*Prompt:* List all lines of the data containing the word "image".

(Saved data entries)
________
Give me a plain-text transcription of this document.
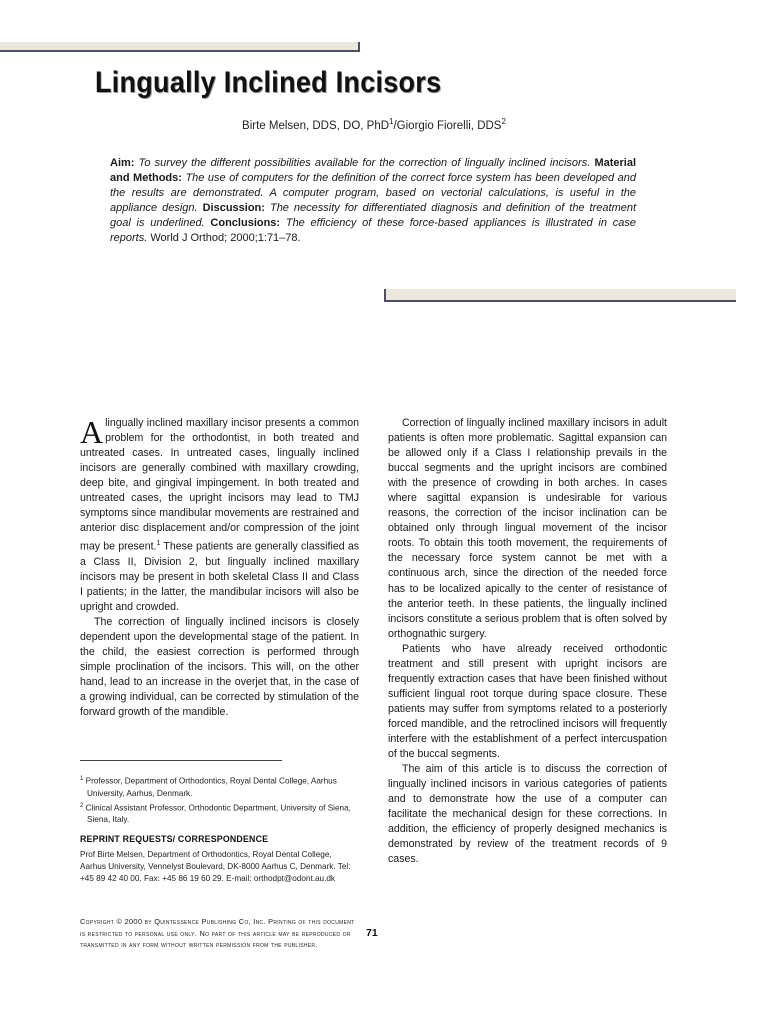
Lingually Inclined Incisors
Birte Melsen, DDS, DO, PhD$^1$/Giorgio Fiorelli, DDS$^2$

Aim: To survey the different possibilities available for the correction of lingually inclined incisors. Material and Methods: The use of computers for the definition of the correct force system has been developed and the results are demonstrated. A computer program, based on vectorial calculations, is useful in the appliance design. Discussion: The necessity for differentiated diagnosis and definition of the treatment goal is underlined. Conclusions: The efficiency of these force-based appliances is illustrated in case reports. World J Orthod; 2000;1:71–78.

Alingually inclined maxillary incisor presents a common problem for the orthodontist, in both treated and untreated cases. In untreated cases, lingually inclined incisors are generally combined with maxillary crowding, deep bite, and gingival impingement. In both treated and untreated cases, the upright incisors may lead to TMJ symptoms since mandibular movements are restrained and anterior disc displacement and/or compression of the joint may be present.$^1$ These patients are generally classified as a Class II, Division 2, but lingually inclined maxillary incisors may be present in both skeletal Class II and Class I patients; in the latter, the mandibular incisors will also be upright and crowded.

The correction of lingually inclined incisors is closely dependent upon the developmental stage of the patient. In the child, the easiest correction is performed through simple proclination of the incisors. This will, on the other hand, lead to an increase in the overjet that, in the case of a growing individual, can be corrected by stimulation of the forward growth of the mandible.

Correction of lingually inclined maxillary incisors in adult patients is often more problematic. Sagittal expansion can be allowed only if a Class I relationship prevails in the buccal segments and the upright incisors are combined with the presence of crowding in both arches. In cases where sagittal expansion is undesirable for various reasons, the correction of the incisor inclination can be obtained only through lingual movement of the incisor roots. To obtain this tooth movement, the requirements of the necessary force system cannot be met with a continuous arch, since the direction of the needed force has to be localized apically to the center of resistance of the anterior teeth. In these patients, the lingually inclined incisors constitute a serious problem that is often solved by orthognathic surgery.

Patients who have already received orthodontic treatment and still present with upright incisors are frequently extraction cases that have been finished without sufficient lingual root torque during space closure. These patients may suffer from symptoms related to a posteriorly forced mandible, and the retroclined incisors will frequently interfere with the establishment of a perfect intercuspation of the buccal segments.

The aim of this article is to discuss the correction of lingually inclined incisors in various categories of patients and to demonstrate how the use of a computer can facilitate the mechanical design for these corrections. In addition, the efficiency of properly designed mechanics is demonstrated by review of the treatment records of 9 cases.

$^1$ Professor, Department of Orthodontics, Royal Dental College, Aarhus University, Aarhus, Denmark.
$^2$ Clinical Assistant Professor, Orthodontic Department, University of Siena, Siena, Italy.
REPRINT REQUESTS/ CORRESPONDENCE
Prof Birte Melsen, Department of Orthodontics, Royal Dental College, Aarhus University, Vennelyst Boulevard, DK-8000 Aarhus C, Denmark. Tel: +45 89 42 40 00. Fax: +45 86 19 60 29. E-mail: orthodpt@odont.au.dk
Copyright © 2000 by Quintessence Publishing Co, Inc. Printing of this document is restricted to personal use only. No part of this article may be reproduced or transmitted in any form without written permission from the publisher.
71
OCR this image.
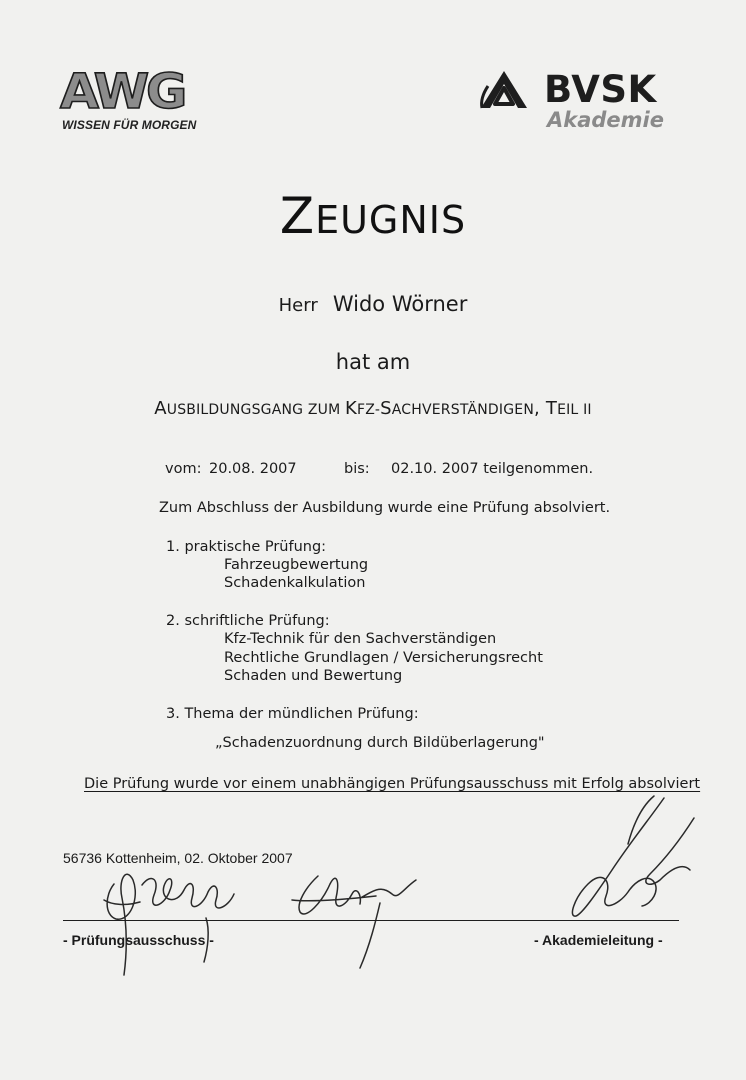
AWG
WISSEN FÜR MORGEN
BVSK
Akademie
ZEUGNIS
Herr Wido Wörner
hat am
AUSBILDUNGSGANG ZUM KFZ-SACHVERSTÄNDIGEN, TEIL II
vom: 20.08. 2007	bis: 02.10. 2007 teilgenommen.
Zum Abschluss der Ausbildung wurde eine Prüfung absolviert.
1. praktische Prüfung:
Fahrzeugbewertung
Schadenkalkulation
2. schriftliche Prüfung:
Kfz-Technik für den Sachverständigen
Rechtliche Grundlagen / Versicherungsrecht
Schaden und Bewertung
3. Thema der mündlichen Prüfung:
„Schadenzuordnung durch Bildüberlagerung"
Die Prüfung wurde vor einem unabhängigen Prüfungsausschuss mit Erfolg absolviert
56736 Kottenheim, 02. Oktober 2007
- Prüfungsausschuss -	- Akademieleitung -
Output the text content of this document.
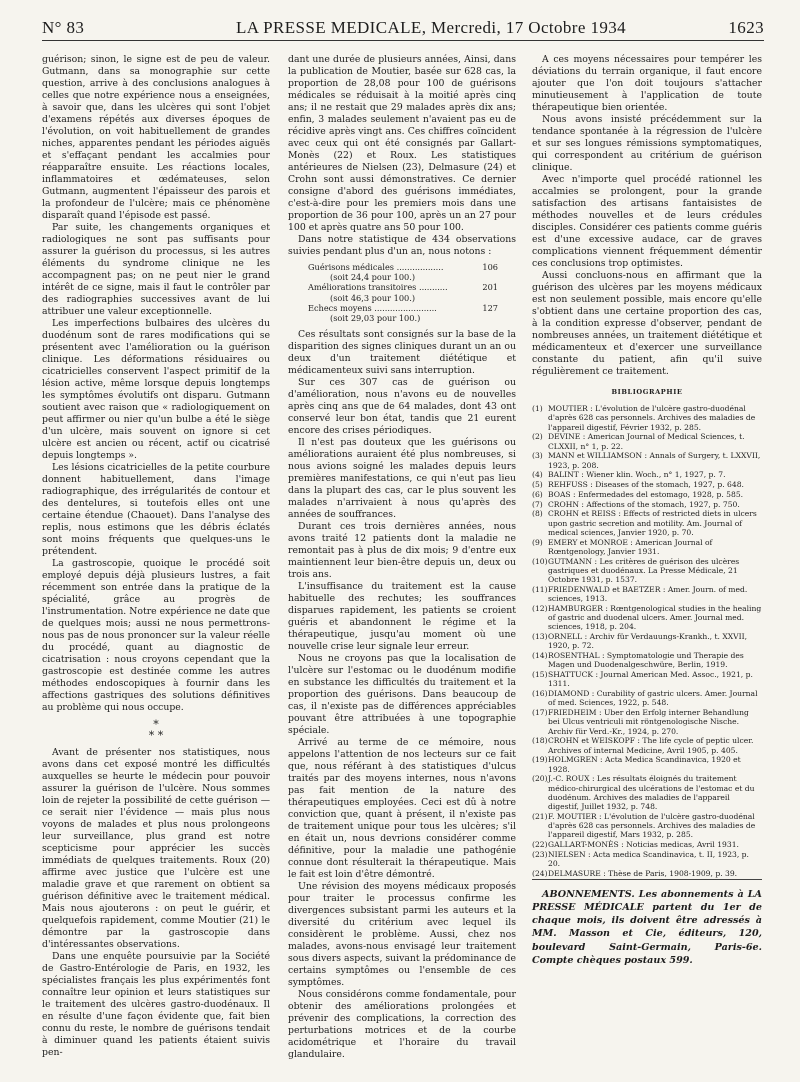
N° 83	LA PRESSE MEDICALE, Mercredi, 17 Octobre 1934	1623

guérison; sinon, le signe est de peu de valeur. Gutmann, dans sa monographie sur cette question, arrive à des conclusions analogues à celles que notre expérience nous a enseignées, à savoir que, dans les ulcères qui sont l'objet d'examens répétés aux diverses époques de l'évolution, on voit habituellement de grandes niches, apparentes pendant les périodes aiguës et s'effaçant pendant les accalmies pour réapparaître ensuite. Les réactions locales, inflammatoires et œdémateuses, selon Gutmann, augmentent l'épaisseur des parois et la profondeur de l'ulcère; mais ce phénomène disparaît quand l'épisode est passé.

Par suite, les changements organiques et radiologiques ne sont pas suffisants pour assurer la guérison du processus, si les autres éléments du syndrome clinique ne les accompagnent pas; on ne peut nier le grand intérêt de ce signe, mais il faut le contrôler par des radiographies successives avant de lui attribuer une valeur exceptionnelle.

Les imperfections bulbaires des ulcères du duodénum sont de rares modifications qui se présentent avec l'amélioration ou la guérison clinique. Les déformations résiduaires ou cicatricielles conservent l'aspect primitif de la lésion active, même lorsque depuis longtemps les symptômes évolutifs ont disparu. Gutmann soutient avec raison que « radiologiquement on peut affirmer ou nier qu'un bulbe a été le siège d'un ulcère, mais souvent on ignore si cet ulcère est ancien ou récent, actif ou cicatrisé depuis longtemps ».

Les lésions cicatricielles de la petite courbure donnent habituellement, dans l'image radiographique, des irrégularités de contour et des dentelures, si toutefois elles ont une certaine étendue (Chaouet). Dans l'analyse des replis, nous estimons que les débris éclatés sont moins fréquents que quelques-uns le prétendent.

La gastroscopie, quoique le procédé soit employé depuis déjà plusieurs lustres, a fait récemment son entrée dans la pratique de la spécialité, grâce au progrès de l'instrumentation. Notre expérience ne date que de quelques mois; aussi ne nous permettrons-nous pas de nous prononcer sur la valeur réelle du procédé, quant au diagnostic de cicatrisation : nous croyons cependant que la gastroscopie est destinée comme les autres méthodes endoscopiques à fournir dans les affections gastriques des solutions définitives au problème qui nous occupe.

*
* *

Avant de présenter nos statistiques, nous avons dans cet exposé montré les difficultés auxquelles se heurte le médecin pour pouvoir assurer la guérison de l'ulcère. Nous sommes loin de rejeter la possibilité de cette guérison — ce serait nier l'évidence — mais plus nous voyons de malades et plus nous prolongeons leur surveillance, plus grand est notre scepticisme pour apprécier les succès immédiats de quelques traitements. Roux (20) affirme avec justice que l'ulcère est une maladie grave et que rarement on obtient sa guérison définitive avec le traitement médical. Mais nous ajouterons : on peut le guérir, et quelquefois rapidement, comme Moutier (21) le démontre par la gastroscopie dans d'intéressantes observations.

Dans une enquête poursuivie par la Société de Gastro-Entérologie de Paris, en 1932, les spécialistes français les plus expérimentés font connaître leur opinion et leurs statistiques sur le traitement des ulcères gastro-duodénaux. Il en résulte d'une façon évidente que, fait bien connu du reste, le nombre de guérisons tendait à diminuer quand les patients étaient suivis pen-

dant une durée de plusieurs années, Ainsi, dans la publication de Moutier, basée sur 628 cas, la proportion de 28,08 pour 100 de guérisons médicales se réduisait à la moitié après cinq ans; il ne restait que 29 malades après dix ans; enfin, 3 malades seulement n'avaient pas eu de récidive après vingt ans. Ces chiffres coïncident avec ceux qui ont été consignés par Gallart-Monès (22) et Roux. Les statistiques antérieures de Nielsen (23), Delmasure (24) et Crohn sont aussi démonstratives. Ce dernier consigne d'abord des guérisons immédiates, c'est-à-dire pour les premiers mois dans une proportion de 36 pour 100, après un an 27 pour 100 et après quatre ans 50 pour 100.

Dans notre statistique de 434 observations suivies pendant plus d'un an, nous notons :

Guérisons médicales ..................	106
(soit 24,4 pour 100.)
Améliorations transitoires ...........	201
(soit 46,3 pour 100.)
Echecs moyens ........................	127
(soit 29,03 pour 100.)

Ces résultats sont consignés sur la base de la disparition des signes cliniques durant un an ou deux d'un traitement diététique et médicamenteux suivi sans interruption.

Sur ces 307 cas de guérison ou d'amélioration, nous n'avons eu de nouvelles après cinq ans que de 64 malades, dont 43 ont conservé leur bon état, tandis que 21 eurent encore des crises périodiques.

Il n'est pas douteux que les guérisons ou améliorations auraient été plus nombreuses, si nous avions soigné les malades depuis leurs premières manifestations, ce qui n'eut pas lieu dans la plupart des cas, car le plus souvent les malades n'arrivaient à nous qu'après des années de souffrances.

Durant ces trois dernières années, nous avons traité 12 patients dont la maladie ne remontait pas à plus de dix mois; 9 d'entre eux maintiennent leur bien-être depuis un, deux ou trois ans.

L'insuffisance du traitement est la cause habituelle des rechutes; les souffrances disparues rapidement, les patients se croient guéris et abandonnent le régime et la thérapeutique, jusqu'au moment où une nouvelle crise leur signale leur erreur.

Nous ne croyons pas que la localisation de l'ulcère sur l'estomac ou le duodénum modifie en substance les difficultés du traitement et la proportion des guérisons. Dans beaucoup de cas, il n'existe pas de différences appréciables pouvant être attribuées à une topographie spéciale.

Arrivé au terme de ce mémoire, nous appelons l'attention de nos lecteurs sur ce fait que, nous référant à des statistiques d'ulcus traités par des moyens internes, nous n'avons pas fait mention de la nature des thérapeutiques employées. Ceci est dû à notre conviction que, quant à présent, il n'existe pas de traitement unique pour tous les ulcères; s'il en était un, nous devrions considérer comme définitive, pour la maladie une pathogénie connue dont résulterait la thérapeutique. Mais le fait est loin d'être démontré.

Une révision des moyens médicaux proposés pour traiter le processus confirme les divergences subsistant parmi les auteurs et la diversité du critérium avec lequel ils considèrent le problème. Aussi, chez nos malades, avons-nous envisagé leur traitement sous divers aspects, suivant la prédominance de certains symptômes ou l'ensemble de ces symptômes.

Nous considérons comme fondamentale, pour obtenir des améliorations prolongées et prévenir des complications, la correction des perturbations motrices et de la courbe acidométrique et l'horaire du travail glandulaire.

A ces moyens nécessaires pour tempérer les déviations du terrain organique, il faut encore ajouter que l'on doit toujours s'attacher minutieusement à l'application de toute thérapeutique bien orientée.

Nous avons insisté précédemment sur la tendance spontanée à la régression de l'ulcère et sur ses longues rémissions symptomatiques, qui correspondent au critérium de guérison clinique.

Avec n'importe quel procédé rationnel les accalmies se prolongent, pour la grande satisfaction des artisans fantaisistes de méthodes nouvelles et de leurs crédules disciples. Considérer ces patients comme guéris est d'une excessive audace, car de graves complications viennent fréquemment démentir ces conclusions trop optimistes.

Aussi concluons-nous en affirmant que la guérison des ulcères par les moyens médicaux est non seulement possible, mais encore qu'elle s'obtient dans une certaine proportion des cas, à la condition expresse d'observer, pendant de nombreuses années, un traitement diététique et médicamenteux et d'exercer une surveillance constante du patient, afin qu'il suive régulièrement ce traitement.

BIBLIOGRAPHIE
(1) MOUTIER : L'évolution de l'ulcère gastro-duodénal d'après 628 cas personnels. Archives des maladies de l'appareil digestif, Février 1932, p. 285.
(2) DEVINE : American Journal of Medical Sciences, t. CLXXII, n° 1, p. 22.
(3) MANN et WILLIAMSON : Annals of Surgery, t. LXXVII, 1923, p. 208.
(4) BALINT : Wiener klin. Woch., n° 1, 1927, p. 7.
(5) REHFUSS : Diseases of the stomach, 1927, p. 648.
(6) BOAS : Enfermedades del estomago, 1928, p. 585.
(7) CROHN : Affections of the stomach, 1927, p. 750.
(8) CROHN et REISS : Effects of restricted diets in ulcers upon gastric secretion and motility. Am. Journal of medical sciences, Janvier 1920, p. 70.
(9) EMERY et MONROE : American Journal of Rœntgenology, Janvier 1931.
(10) GUTMANN : Les critères de guérison des ulcères gastriques et duodénaux. La Presse Médicale, 21 Octobre 1931, p. 1537.
(11) FRIEDENWALD et BAETZER : Amer. Journ. of med. sciences, 1913.
(12) HAMBURGER : Rœntgenological studies in the healing of gastric and duodenal ulcers. Amer. Journal med. sciences, 1918, p. 204.
(13) ORNELL : Archiv für Verdauungs-Krankh., t. XXVII, 1920, p. 72.
(14) ROSENTHAL : Symptomatologie und Therapie des Magen und Duodenalgeschwüre, Berlin, 1919.
(15) SHATTUCK : Journal American Med. Assoc., 1921, p. 1311.
(16) DIAMOND : Curability of gastric ulcers. Amer. Journal of med. Sciences, 1922, p. 548.
(17) FRIEDHEIM : Uber den Erfolg interner Behandlung bei Ulcus ventriculi mit röntgenologische Nische. Archiv für Verd.-Kr., 1924, p. 270.
(18) CROHN et WEISKOPF : The life cycle of peptic ulcer. Archives of internal Medicine, Avril 1905, p. 405.
(19) HOLMGREN : Acta Medica Scandinavica, 1920 et 1928.
(20) J.-C. ROUX : Les résultats éloignés du traitement médico-chirurgical des ulcérations de l'estomac et du duodénum. Archives des maladies de l'appareil digestif, Juillet 1932, p. 748.
(21) F. MOUTIER : L'évolution de l'ulcère gastro-duodénal d'après 628 cas personnels. Archives des maladies de l'appareil digestif, Mars 1932, p. 285.
(22) GALLART-MONÈS : Noticias medicas, Avril 1931.
(23) NIELSEN : Acta medica Scandinavica, t. II, 1923, p. 20.
(24) DELMASURE : Thèse de Paris, 1908-1909, p. 39.

ABONNEMENTS. Les abonnements à LA PRESSE MÉDICALE partent du 1er de chaque mois, ils doivent être adressés à MM. Masson et Cie, éditeurs, 120, boulevard Saint-Germain, Paris-6e. Compte chèques postaux 599.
________
*Problem solution:*
OCR this image.
Les lésions cicatricielles de la petite courbure donnent habituellement, dans l'image radiographique, des irrégularités de contour et des dentelures, si toutefois elles ont une certaine étendue (Chaouet). Dans l'analyse des replis, nous estimons que les débris éclatés sont moins fréquents que quelques-uns le prétendent.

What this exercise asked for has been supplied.